OBJECTIVE =
List all the lines in these records that hold "kolleger".

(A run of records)
---*---

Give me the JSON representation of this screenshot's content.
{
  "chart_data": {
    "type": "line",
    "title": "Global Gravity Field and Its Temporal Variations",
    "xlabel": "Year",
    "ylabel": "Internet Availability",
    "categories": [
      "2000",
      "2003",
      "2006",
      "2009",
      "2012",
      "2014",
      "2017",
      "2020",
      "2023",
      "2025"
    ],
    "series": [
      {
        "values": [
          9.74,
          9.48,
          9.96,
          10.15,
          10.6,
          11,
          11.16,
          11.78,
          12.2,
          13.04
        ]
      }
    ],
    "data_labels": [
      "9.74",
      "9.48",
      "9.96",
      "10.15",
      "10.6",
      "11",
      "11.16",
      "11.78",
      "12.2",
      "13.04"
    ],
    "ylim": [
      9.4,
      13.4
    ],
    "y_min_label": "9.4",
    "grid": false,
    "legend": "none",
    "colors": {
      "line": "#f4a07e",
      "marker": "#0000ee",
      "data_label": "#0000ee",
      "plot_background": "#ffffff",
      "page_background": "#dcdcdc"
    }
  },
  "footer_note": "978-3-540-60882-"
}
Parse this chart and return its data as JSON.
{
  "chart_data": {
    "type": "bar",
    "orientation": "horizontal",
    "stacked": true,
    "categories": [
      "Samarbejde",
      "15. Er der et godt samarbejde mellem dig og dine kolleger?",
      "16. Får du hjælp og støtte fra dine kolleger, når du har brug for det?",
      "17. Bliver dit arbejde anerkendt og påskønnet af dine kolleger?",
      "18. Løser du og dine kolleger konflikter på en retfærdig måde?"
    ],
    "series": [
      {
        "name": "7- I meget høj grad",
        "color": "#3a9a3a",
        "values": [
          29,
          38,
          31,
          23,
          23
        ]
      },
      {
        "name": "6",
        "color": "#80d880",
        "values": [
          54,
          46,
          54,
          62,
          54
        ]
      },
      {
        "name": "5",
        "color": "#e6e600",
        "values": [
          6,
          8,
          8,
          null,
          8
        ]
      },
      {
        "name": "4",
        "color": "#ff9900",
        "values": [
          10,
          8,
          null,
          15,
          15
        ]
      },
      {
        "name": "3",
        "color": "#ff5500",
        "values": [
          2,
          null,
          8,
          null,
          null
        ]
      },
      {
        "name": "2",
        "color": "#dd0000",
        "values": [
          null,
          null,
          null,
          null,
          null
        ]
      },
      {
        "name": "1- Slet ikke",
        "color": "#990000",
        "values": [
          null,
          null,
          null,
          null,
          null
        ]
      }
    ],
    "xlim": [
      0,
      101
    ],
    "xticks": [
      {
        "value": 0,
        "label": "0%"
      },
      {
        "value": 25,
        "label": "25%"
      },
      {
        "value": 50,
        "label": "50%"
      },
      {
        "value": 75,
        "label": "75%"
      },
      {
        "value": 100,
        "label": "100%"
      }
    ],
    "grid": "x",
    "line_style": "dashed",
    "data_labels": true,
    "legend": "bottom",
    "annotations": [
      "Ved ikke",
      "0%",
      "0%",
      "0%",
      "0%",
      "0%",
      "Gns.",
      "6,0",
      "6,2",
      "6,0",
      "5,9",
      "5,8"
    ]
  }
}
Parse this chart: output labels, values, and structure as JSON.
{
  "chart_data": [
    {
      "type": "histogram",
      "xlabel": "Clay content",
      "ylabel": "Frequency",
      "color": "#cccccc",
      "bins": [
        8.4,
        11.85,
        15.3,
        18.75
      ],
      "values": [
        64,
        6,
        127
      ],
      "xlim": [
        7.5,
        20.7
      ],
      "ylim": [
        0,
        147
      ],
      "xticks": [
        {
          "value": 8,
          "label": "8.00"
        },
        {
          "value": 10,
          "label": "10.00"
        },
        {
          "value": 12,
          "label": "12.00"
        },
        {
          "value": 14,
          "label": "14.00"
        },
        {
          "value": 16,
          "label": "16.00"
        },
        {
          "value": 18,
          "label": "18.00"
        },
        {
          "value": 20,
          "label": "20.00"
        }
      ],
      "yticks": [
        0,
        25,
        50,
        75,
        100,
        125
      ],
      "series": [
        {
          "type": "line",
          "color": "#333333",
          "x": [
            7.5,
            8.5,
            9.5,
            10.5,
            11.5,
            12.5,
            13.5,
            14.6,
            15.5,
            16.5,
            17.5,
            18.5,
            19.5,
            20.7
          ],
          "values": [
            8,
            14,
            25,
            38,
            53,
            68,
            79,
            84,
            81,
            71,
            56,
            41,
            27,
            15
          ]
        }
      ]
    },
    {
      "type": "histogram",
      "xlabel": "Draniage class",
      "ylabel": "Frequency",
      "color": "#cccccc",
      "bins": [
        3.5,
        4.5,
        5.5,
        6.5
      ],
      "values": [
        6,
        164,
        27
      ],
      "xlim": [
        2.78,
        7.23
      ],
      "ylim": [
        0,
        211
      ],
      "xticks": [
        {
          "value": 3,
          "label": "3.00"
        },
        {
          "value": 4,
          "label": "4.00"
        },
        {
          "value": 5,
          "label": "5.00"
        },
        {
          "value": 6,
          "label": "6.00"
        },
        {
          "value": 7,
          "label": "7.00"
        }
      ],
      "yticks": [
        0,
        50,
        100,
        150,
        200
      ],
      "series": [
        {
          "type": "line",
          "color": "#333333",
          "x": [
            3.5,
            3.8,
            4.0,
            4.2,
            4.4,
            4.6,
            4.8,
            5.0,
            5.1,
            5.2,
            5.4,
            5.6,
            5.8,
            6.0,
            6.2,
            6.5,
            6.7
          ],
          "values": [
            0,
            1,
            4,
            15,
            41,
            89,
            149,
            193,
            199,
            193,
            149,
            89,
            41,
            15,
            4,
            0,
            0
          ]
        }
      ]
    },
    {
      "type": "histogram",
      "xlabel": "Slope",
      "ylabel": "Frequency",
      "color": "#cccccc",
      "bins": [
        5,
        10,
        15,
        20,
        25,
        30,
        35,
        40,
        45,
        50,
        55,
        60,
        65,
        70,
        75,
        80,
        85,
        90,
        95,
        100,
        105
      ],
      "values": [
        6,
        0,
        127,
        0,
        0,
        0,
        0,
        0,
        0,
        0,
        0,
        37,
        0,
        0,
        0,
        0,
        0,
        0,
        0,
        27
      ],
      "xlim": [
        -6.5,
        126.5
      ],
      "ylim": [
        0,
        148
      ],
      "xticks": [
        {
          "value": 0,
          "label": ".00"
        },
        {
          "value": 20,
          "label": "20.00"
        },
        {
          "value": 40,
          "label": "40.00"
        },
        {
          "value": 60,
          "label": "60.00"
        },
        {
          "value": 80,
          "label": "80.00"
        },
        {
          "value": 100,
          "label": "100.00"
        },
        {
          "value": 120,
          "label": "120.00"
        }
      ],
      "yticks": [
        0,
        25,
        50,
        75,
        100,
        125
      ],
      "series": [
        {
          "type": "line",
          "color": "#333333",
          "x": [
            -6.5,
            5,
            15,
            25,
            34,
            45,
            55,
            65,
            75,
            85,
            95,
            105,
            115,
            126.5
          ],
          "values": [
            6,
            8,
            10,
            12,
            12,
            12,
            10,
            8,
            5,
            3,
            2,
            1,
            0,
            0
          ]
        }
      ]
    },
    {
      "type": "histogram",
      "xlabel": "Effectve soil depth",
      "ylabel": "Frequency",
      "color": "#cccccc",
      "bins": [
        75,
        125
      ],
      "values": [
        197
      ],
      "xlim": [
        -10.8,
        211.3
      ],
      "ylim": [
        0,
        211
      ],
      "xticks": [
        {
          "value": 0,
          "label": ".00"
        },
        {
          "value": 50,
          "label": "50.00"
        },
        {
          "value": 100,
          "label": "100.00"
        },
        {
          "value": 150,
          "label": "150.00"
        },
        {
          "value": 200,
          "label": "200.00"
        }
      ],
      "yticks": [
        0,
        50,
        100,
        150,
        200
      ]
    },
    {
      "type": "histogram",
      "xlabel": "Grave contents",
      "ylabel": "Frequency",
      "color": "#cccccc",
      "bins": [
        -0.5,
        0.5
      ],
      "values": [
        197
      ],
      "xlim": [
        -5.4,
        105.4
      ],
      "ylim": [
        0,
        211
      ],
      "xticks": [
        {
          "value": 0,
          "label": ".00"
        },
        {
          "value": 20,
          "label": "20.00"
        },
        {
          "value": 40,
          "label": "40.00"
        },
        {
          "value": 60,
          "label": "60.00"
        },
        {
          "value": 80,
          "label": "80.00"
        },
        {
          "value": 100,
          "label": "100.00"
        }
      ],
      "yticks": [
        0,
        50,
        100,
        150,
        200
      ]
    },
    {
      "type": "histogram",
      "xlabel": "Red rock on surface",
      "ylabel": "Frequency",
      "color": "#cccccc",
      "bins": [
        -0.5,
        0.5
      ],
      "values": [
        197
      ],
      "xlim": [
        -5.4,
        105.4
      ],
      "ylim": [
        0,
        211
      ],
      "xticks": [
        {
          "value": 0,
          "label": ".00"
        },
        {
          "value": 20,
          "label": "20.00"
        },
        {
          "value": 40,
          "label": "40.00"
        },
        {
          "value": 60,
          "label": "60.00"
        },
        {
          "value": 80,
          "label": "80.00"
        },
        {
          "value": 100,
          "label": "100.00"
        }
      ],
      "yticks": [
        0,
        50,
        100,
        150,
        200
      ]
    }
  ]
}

---*---

IN RESPONSE =
      "15. Er der et godt samarbejde mellem dig og dine kolleger?",
      "16. Får du hjælp og støtte fra dine kolleger, når du har brug for det?",
      "17. Bliver dit arbejde anerkendt og påskønnet af dine kolleger?",
      "18. Løser du og dine kolleger konflikter på en retfærdig måde?"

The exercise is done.